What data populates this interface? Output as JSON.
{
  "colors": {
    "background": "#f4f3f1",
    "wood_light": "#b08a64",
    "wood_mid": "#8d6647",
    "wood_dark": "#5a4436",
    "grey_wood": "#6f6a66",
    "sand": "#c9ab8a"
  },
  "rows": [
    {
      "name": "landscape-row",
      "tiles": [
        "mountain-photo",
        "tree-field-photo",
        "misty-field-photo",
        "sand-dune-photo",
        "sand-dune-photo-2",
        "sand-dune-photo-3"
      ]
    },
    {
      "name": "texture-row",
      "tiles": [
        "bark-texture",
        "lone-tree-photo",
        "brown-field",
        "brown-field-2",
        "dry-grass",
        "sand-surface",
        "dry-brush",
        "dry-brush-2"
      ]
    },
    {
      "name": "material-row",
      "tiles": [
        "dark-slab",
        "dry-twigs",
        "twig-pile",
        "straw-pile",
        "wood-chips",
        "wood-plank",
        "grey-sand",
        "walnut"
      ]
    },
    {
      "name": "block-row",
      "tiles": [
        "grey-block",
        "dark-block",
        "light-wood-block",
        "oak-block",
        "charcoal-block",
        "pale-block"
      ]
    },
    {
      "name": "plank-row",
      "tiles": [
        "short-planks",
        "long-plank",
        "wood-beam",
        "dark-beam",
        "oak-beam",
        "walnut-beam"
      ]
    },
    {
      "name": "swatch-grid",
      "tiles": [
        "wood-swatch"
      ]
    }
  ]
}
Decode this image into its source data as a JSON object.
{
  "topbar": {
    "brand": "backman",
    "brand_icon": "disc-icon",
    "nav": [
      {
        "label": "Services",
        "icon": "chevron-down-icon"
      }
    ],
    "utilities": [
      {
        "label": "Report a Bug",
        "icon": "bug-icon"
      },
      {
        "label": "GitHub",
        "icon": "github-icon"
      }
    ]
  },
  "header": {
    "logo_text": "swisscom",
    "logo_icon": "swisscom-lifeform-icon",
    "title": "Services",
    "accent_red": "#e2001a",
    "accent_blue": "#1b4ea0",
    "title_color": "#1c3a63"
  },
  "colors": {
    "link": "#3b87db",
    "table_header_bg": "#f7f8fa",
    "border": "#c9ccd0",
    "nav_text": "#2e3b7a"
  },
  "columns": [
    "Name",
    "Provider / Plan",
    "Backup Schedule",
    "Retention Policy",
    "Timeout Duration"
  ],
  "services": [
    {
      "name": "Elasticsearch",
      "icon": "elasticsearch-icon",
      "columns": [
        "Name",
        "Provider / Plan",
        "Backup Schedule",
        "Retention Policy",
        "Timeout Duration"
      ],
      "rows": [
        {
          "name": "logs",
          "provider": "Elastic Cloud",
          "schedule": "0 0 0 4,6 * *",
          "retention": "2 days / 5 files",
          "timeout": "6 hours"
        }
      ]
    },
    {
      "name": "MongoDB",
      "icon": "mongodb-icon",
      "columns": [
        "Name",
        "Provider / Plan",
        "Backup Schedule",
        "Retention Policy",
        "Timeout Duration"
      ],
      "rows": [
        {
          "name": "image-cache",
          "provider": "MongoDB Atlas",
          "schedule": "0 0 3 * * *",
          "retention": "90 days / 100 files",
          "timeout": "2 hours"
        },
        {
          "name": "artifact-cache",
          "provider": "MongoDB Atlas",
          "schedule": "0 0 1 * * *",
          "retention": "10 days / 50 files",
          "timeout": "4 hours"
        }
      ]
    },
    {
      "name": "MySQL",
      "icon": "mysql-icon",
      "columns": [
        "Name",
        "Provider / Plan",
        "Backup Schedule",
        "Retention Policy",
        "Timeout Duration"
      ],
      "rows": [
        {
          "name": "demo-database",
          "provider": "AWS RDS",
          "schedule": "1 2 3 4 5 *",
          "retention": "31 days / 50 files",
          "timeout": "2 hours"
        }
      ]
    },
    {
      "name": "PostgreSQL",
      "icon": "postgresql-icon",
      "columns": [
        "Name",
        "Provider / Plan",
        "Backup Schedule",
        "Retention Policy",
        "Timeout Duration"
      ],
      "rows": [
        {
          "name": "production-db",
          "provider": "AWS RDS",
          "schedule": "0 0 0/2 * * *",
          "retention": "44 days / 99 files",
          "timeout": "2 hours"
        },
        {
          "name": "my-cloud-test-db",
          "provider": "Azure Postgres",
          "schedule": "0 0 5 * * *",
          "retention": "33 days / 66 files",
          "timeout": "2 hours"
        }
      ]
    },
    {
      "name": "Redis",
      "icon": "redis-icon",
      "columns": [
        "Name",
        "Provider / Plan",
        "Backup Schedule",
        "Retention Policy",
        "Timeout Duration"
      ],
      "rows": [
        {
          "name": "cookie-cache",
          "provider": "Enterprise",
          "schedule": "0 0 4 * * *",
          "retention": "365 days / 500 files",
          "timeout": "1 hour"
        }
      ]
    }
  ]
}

■ ■ ■ ■ ■

Prompt: Copy every line above in which the string "beam" shows up.

Exercise output:
        "wood-beam",
        "dark-beam",
        "oak-beam",
        "walnut-beam"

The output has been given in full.